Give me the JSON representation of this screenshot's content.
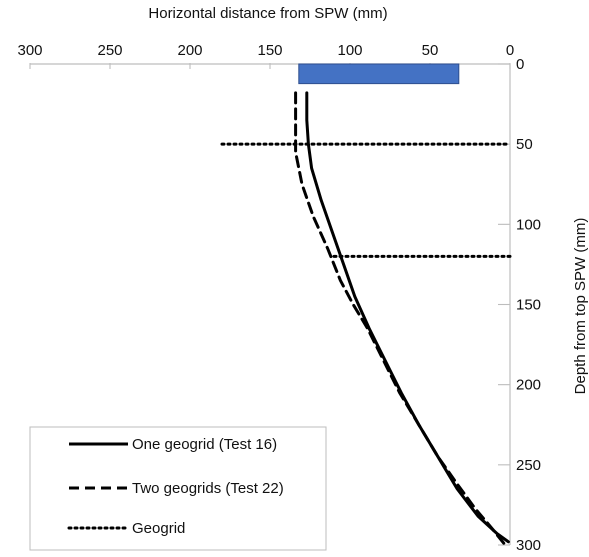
{
  "chart_data": {
    "type": "line",
    "title": "",
    "xlabel": "Horizontal distance from SPW (mm)",
    "ylabel": "Depth from top SPW (mm)",
    "x_axis_position": "top",
    "y_axis_position": "right",
    "x_reversed": true,
    "y_reversed": true,
    "xlim": [
      300,
      0
    ],
    "ylim": [
      0,
      300
    ],
    "x_ticks": [
      300,
      250,
      200,
      150,
      100,
      50,
      0
    ],
    "y_ticks": [
      0,
      50,
      100,
      150,
      200,
      250,
      300
    ],
    "x_tick_labels": [
      "300",
      "250",
      "200",
      "150",
      "100",
      "50",
      "0"
    ],
    "y_tick_labels": [
      "0",
      "50",
      "100",
      "150",
      "200",
      "250",
      "300"
    ],
    "grid": false,
    "legend_position": "bottom-left",
    "wall_block": {
      "x_from": 132,
      "x_to": 32,
      "depth_from": 0,
      "depth_to": 6,
      "color": "#4472c4"
    },
    "series": [
      {
        "name": "One geogrid (Test 16)",
        "style": "solid",
        "color": "#000000",
        "points": [
          {
            "x": 127,
            "y": 18
          },
          {
            "x": 127,
            "y": 35
          },
          {
            "x": 126,
            "y": 50
          },
          {
            "x": 124,
            "y": 65
          },
          {
            "x": 118,
            "y": 85
          },
          {
            "x": 111,
            "y": 105
          },
          {
            "x": 104,
            "y": 125
          },
          {
            "x": 97,
            "y": 145
          },
          {
            "x": 88,
            "y": 165
          },
          {
            "x": 78,
            "y": 185
          },
          {
            "x": 68,
            "y": 205
          },
          {
            "x": 57,
            "y": 225
          },
          {
            "x": 45,
            "y": 245
          },
          {
            "x": 33,
            "y": 265
          },
          {
            "x": 20,
            "y": 282
          },
          {
            "x": 8,
            "y": 293
          },
          {
            "x": 1,
            "y": 298
          }
        ]
      },
      {
        "name": "Two geogrids (Test 22)",
        "style": "dashed",
        "color": "#000000",
        "points": [
          {
            "x": 134,
            "y": 18
          },
          {
            "x": 134,
            "y": 35
          },
          {
            "x": 134,
            "y": 55
          },
          {
            "x": 130,
            "y": 75
          },
          {
            "x": 123,
            "y": 95
          },
          {
            "x": 114,
            "y": 115
          },
          {
            "x": 106,
            "y": 135
          },
          {
            "x": 98,
            "y": 150
          },
          {
            "x": 89,
            "y": 165
          },
          {
            "x": 79,
            "y": 185
          },
          {
            "x": 69,
            "y": 205
          },
          {
            "x": 57,
            "y": 225
          },
          {
            "x": 45,
            "y": 245
          },
          {
            "x": 33,
            "y": 262
          },
          {
            "x": 22,
            "y": 277
          },
          {
            "x": 11,
            "y": 290
          },
          {
            "x": 3,
            "y": 300
          }
        ]
      },
      {
        "name": "Geogrid",
        "style": "dotted",
        "color": "#000000",
        "segments": [
          {
            "x_from": 180,
            "x_to": 0,
            "y": 50
          },
          {
            "x_from": 110,
            "x_to": 0,
            "y": 120
          }
        ]
      }
    ],
    "legend": [
      {
        "label": "One geogrid (Test 16)",
        "style": "solid"
      },
      {
        "label": "Two geogrids (Test 22)",
        "style": "dashed"
      },
      {
        "label": "Geogrid",
        "style": "dotted"
      }
    ]
  }
}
========================
• Written request: Which lines hold the string "Test"? Copy all of them from the data above.

• The solution:
        "name": "One geogrid (Test 16)",
        "name": "Two geogrids (Test 22)",
        "label": "One geogrid (Test 16)",
        "label": "Two geogrids (Test 22)",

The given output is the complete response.